Problem to solve: Each entry must appear again exactly as it does in the source.

Given records:
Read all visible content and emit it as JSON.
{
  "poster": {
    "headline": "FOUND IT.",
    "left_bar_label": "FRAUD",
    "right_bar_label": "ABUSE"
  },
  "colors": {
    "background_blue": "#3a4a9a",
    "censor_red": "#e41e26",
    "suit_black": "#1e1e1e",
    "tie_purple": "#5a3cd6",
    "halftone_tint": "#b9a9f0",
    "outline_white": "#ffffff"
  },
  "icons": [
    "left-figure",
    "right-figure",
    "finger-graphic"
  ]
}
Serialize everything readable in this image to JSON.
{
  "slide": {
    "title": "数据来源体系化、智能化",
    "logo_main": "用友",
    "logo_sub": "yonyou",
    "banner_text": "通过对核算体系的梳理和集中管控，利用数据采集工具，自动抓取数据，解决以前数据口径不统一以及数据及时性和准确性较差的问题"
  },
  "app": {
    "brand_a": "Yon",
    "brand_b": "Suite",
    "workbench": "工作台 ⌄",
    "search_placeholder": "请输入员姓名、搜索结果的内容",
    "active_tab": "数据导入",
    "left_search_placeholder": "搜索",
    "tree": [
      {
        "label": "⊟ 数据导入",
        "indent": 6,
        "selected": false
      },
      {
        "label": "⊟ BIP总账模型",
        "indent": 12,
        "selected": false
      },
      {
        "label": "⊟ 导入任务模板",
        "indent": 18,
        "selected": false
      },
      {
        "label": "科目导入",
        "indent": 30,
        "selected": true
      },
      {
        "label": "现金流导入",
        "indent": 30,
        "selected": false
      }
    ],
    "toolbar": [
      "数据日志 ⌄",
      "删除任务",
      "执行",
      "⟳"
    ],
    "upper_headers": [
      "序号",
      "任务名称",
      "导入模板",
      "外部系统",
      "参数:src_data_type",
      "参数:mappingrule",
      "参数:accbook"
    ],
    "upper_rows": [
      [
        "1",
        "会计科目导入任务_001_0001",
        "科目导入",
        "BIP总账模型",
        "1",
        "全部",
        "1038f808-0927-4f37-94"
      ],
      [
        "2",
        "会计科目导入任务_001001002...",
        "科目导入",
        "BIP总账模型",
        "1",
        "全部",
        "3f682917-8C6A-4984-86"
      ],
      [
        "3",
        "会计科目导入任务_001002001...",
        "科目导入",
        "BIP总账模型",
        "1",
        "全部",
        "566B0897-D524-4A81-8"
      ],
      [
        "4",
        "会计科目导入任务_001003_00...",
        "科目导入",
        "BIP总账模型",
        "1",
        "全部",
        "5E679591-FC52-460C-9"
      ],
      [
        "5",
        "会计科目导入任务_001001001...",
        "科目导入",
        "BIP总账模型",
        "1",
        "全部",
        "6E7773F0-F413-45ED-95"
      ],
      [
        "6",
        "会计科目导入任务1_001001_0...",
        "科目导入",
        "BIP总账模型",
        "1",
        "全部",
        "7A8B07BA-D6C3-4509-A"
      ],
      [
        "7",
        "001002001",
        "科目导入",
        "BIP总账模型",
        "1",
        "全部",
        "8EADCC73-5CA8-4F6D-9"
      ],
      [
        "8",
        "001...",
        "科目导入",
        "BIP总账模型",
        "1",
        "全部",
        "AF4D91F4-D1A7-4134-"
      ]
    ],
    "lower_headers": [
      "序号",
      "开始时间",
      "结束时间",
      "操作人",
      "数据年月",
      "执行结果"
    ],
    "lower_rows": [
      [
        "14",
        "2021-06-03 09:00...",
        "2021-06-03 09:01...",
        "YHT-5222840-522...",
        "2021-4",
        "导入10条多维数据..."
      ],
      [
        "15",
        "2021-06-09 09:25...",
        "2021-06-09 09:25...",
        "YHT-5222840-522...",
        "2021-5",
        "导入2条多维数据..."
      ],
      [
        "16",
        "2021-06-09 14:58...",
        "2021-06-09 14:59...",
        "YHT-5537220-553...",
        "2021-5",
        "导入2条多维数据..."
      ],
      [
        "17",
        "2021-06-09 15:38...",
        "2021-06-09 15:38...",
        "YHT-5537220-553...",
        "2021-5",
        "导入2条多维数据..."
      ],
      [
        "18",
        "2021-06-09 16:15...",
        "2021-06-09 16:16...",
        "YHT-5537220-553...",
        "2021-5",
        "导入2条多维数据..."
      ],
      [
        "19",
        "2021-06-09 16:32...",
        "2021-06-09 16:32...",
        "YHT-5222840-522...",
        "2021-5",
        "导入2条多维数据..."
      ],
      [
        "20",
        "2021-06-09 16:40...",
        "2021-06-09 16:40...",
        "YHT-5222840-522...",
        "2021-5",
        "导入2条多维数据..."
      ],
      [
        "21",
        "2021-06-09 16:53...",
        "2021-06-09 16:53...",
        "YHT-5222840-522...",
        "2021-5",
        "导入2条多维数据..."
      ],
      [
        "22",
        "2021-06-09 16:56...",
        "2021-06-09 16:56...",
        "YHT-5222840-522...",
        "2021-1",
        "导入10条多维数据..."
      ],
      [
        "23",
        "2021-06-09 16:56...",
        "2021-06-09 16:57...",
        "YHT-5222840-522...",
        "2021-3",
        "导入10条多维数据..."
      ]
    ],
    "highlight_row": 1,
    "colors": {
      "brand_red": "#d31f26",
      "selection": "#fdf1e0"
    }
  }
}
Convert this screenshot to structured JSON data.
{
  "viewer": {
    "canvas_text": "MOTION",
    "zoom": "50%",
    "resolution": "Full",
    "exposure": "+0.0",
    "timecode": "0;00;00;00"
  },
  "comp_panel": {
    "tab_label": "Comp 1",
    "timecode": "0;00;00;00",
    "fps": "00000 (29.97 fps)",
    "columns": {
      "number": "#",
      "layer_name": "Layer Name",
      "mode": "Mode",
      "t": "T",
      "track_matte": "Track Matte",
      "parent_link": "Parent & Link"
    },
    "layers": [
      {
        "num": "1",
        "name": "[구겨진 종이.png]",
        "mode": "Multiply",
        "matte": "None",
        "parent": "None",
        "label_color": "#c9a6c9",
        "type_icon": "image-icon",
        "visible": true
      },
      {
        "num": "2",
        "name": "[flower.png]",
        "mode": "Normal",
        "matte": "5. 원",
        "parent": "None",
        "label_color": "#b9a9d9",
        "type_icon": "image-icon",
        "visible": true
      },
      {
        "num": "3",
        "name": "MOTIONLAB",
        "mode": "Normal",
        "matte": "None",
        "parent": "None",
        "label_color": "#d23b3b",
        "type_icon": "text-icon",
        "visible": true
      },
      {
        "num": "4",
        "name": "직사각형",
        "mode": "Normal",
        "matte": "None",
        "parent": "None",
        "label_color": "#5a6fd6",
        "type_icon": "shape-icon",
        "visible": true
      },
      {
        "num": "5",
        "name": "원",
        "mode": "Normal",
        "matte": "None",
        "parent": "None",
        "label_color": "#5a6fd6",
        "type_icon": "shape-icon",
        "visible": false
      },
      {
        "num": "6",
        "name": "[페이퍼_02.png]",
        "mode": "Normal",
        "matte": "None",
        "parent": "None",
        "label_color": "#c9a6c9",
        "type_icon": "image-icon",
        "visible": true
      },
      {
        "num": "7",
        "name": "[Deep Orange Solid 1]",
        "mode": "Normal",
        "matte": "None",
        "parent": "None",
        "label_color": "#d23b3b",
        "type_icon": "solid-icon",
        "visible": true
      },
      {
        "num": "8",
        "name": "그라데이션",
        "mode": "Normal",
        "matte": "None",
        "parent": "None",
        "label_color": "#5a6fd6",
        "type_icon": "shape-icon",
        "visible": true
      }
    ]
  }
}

Response below:
Read all visible content and emit it as JSON.
{
  "poster": {
    "headline": "FOUND IT.",
    "left_bar_label": "FRAUD",
    "right_bar_label": "ABUSE"
  },
  "colors": {
    "background_blue": "#3a4a9a",
    "censor_red": "#e41e26",
    "suit_black": "#1e1e1e",
    "tie_purple": "#5a3cd6",
    "halftone_tint": "#b9a9f0",
    "outline_white": "#ffffff"
  },
  "icons": [
    "left-figure",
    "right-figure",
    "finger-graphic"
  ]
}
Serialize everything readable in this image to JSON.
{
  "slide": {
    "title": "数据来源体系化、智能化",
    "logo_main": "用友",
    "logo_sub": "yonyou",
    "banner_text": "通过对核算体系的梳理和集中管控，利用数据采集工具，自动抓取数据，解决以前数据口径不统一以及数据及时性和准确性较差的问题"
  },
  "app": {
    "brand_a": "Yon",
    "brand_b": "Suite",
    "workbench": "工作台 ⌄",
    "search_placeholder": "请输入员姓名、搜索结果的内容",
    "active_tab": "数据导入",
    "left_search_placeholder": "搜索",
    "tree": [
      {
        "label": "⊟ 数据导入",
        "indent": 6,
        "selected": false
      },
      {
        "label": "⊟ BIP总账模型",
        "indent": 12,
        "selected": false
      },
      {
        "label": "⊟ 导入任务模板",
        "indent": 18,
        "selected": false
      },
      {
        "label": "科目导入",
        "indent": 30,
        "selected": true
      },
      {
        "label": "现金流导入",
        "indent": 30,
        "selected": false
      }
    ],
    "toolbar": [
      "数据日志 ⌄",
      "删除任务",
      "执行",
      "⟳"
    ],
    "upper_headers": [
      "序号",
      "任务名称",
      "导入模板",
      "外部系统",
      "参数:src_data_type",
      "参数:mappingrule",
      "参数:accbook"
    ],
    "upper_rows": [
      [
        "1",
        "会计科目导入任务_001_0001",
        "科目导入",
        "BIP总账模型",
        "1",
        "全部",
        "1038f808-0927-4f37-94"
      ],
      [
        "2",
        "会计科目导入任务_001001002...",
        "科目导入",
        "BIP总账模型",
        "1",
        "全部",
        "3f682917-8C6A-4984-86"
      ],
      [
        "3",
        "会计科目导入任务_001002001...",
        "科目导入",
        "BIP总账模型",
        "1",
        "全部",
        "566B0897-D524-4A81-8"
      ],
      [
        "4",
        "会计科目导入任务_001003_00...",
        "科目导入",
        "BIP总账模型",
        "1",
        "全部",
        "5E679591-FC52-460C-9"
      ],
      [
        "5",
        "会计科目导入任务_001001001...",
        "科目导入",
        "BIP总账模型",
        "1",
        "全部",
        "6E7773F0-F413-45ED-95"
      ],
      [
        "6",
        "会计科目导入任务1_001001_0...",
        "科目导入",
        "BIP总账模型",
        "1",
        "全部",
        "7A8B07BA-D6C3-4509-A"
      ],
      [
        "7",
        "001002001",
        "科目导入",
        "BIP总账模型",
        "1",
        "全部",
        "8EADCC73-5CA8-4F6D-9"
      ],
      [
        "8",
        "001...",
        "科目导入",
        "BIP总账模型",
        "1",
        "全部",
        "AF4D91F4-D1A7-4134-"
      ]
    ],
    "lower_headers": [
      "序号",
      "开始时间",
      "结束时间",
      "操作人",
      "数据年月",
      "执行结果"
    ],
    "lower_rows": [
      [
        "14",
        "2021-06-03 09:00...",
        "2021-06-03 09:01...",
        "YHT-5222840-522...",
        "2021-4",
        "导入10条多维数据..."
      ],
      [
        "15",
        "2021-06-09 09:25...",
        "2021-06-09 09:25...",
        "YHT-5222840-522...",
        "2021-5",
        "导入2条多维数据..."
      ],
      [
        "16",
        "2021-06-09 14:58...",
        "2021-06-09 14:59...",
        "YHT-5537220-553...",
        "2021-5",
        "导入2条多维数据..."
      ],
      [
        "17",
        "2021-06-09 15:38...",
        "2021-06-09 15:38...",
        "YHT-5537220-553...",
        "2021-5",
        "导入2条多维数据..."
      ],
      [
        "18",
        "2021-06-09 16:15...",
        "2021-06-09 16:16...",
        "YHT-5537220-553...",
        "2021-5",
        "导入2条多维数据..."
      ],
      [
        "19",
        "2021-06-09 16:32...",
        "2021-06-09 16:32...",
        "YHT-5222840-522...",
        "2021-5",
        "导入2条多维数据..."
      ],
      [
        "20",
        "2021-06-09 16:40...",
        "2021-06-09 16:40...",
        "YHT-5222840-522...",
        "2021-5",
        "导入2条多维数据..."
      ],
      [
        "21",
        "2021-06-09 16:53...",
        "2021-06-09 16:53...",
        "YHT-5222840-522...",
        "2021-5",
        "导入2条多维数据..."
      ],
      [
        "22",
        "2021-06-09 16:56...",
        "2021-06-09 16:56...",
        "YHT-5222840-522...",
        "2021-1",
        "导入10条多维数据..."
      ],
      [
        "23",
        "2021-06-09 16:56...",
        "2021-06-09 16:57...",
        "YHT-5222840-522...",
        "2021-3",
        "导入10条多维数据..."
      ]
    ],
    "highlight_row": 1,
    "colors": {
      "brand_red": "#d31f26",
      "selection": "#fdf1e0"
    }
  }
}
Convert this screenshot to structured JSON data.
{
  "viewer": {
    "canvas_text": "MOTION",
    "zoom": "50%",
    "resolution": "Full",
    "exposure": "+0.0",
    "timecode": "0;00;00;00"
  },
  "comp_panel": {
    "tab_label": "Comp 1",
    "timecode": "0;00;00;00",
    "fps": "00000 (29.97 fps)",
    "columns": {
      "number": "#",
      "layer_name": "Layer Name",
      "mode": "Mode",
      "t": "T",
      "track_matte": "Track Matte",
      "parent_link": "Parent & Link"
    },
    "layers": [
      {
        "num": "1",
        "name": "[구겨진 종이.png]",
        "mode": "Multiply",
        "matte": "None",
        "parent": "None",
        "label_color": "#c9a6c9",
        "type_icon": "image-icon",
        "visible": true
      },
      {
        "num": "2",
        "name": "[flower.png]",
        "mode": "Normal",
        "matte": "5. 원",
        "parent": "None",
        "label_color": "#b9a9d9",
        "type_icon": "image-icon",
        "visible": true
      },
      {
        "num": "3",
        "name": "MOTIONLAB",
        "mode": "Normal",
        "matte": "None",
        "parent": "None",
        "label_color": "#d23b3b",
        "type_icon": "text-icon",
        "visible": true
      },
      {
        "num": "4",
        "name": "직사각형",
        "mode": "Normal",
        "matte": "None",
        "parent": "None",
        "label_color": "#5a6fd6",
        "type_icon": "shape-icon",
        "visible": true
      },
      {
        "num": "5",
        "name": "원",
        "mode": "Normal",
        "matte": "None",
        "parent": "None",
        "label_color": "#5a6fd6",
        "type_icon": "shape-icon",
        "visible": false
      },
      {
        "num": "6",
        "name": "[페이퍼_02.png]",
        "mode": "Normal",
        "matte": "None",
        "parent": "None",
        "label_color": "#c9a6c9",
        "type_icon": "image-icon",
        "visible": true
      },
      {
        "num": "7",
        "name": "[Deep Orange Solid 1]",
        "mode": "Normal",
        "matte": "None",
        "parent": "None",
        "label_color": "#d23b3b",
        "type_icon": "solid-icon",
        "visible": true
      },
      {
        "num": "8",
        "name": "그라데이션",
        "mode": "Normal",
        "matte": "None",
        "parent": "None",
        "label_color": "#5a6fd6",
        "type_icon": "shape-icon",
        "visible": true
      }
    ]
  }
}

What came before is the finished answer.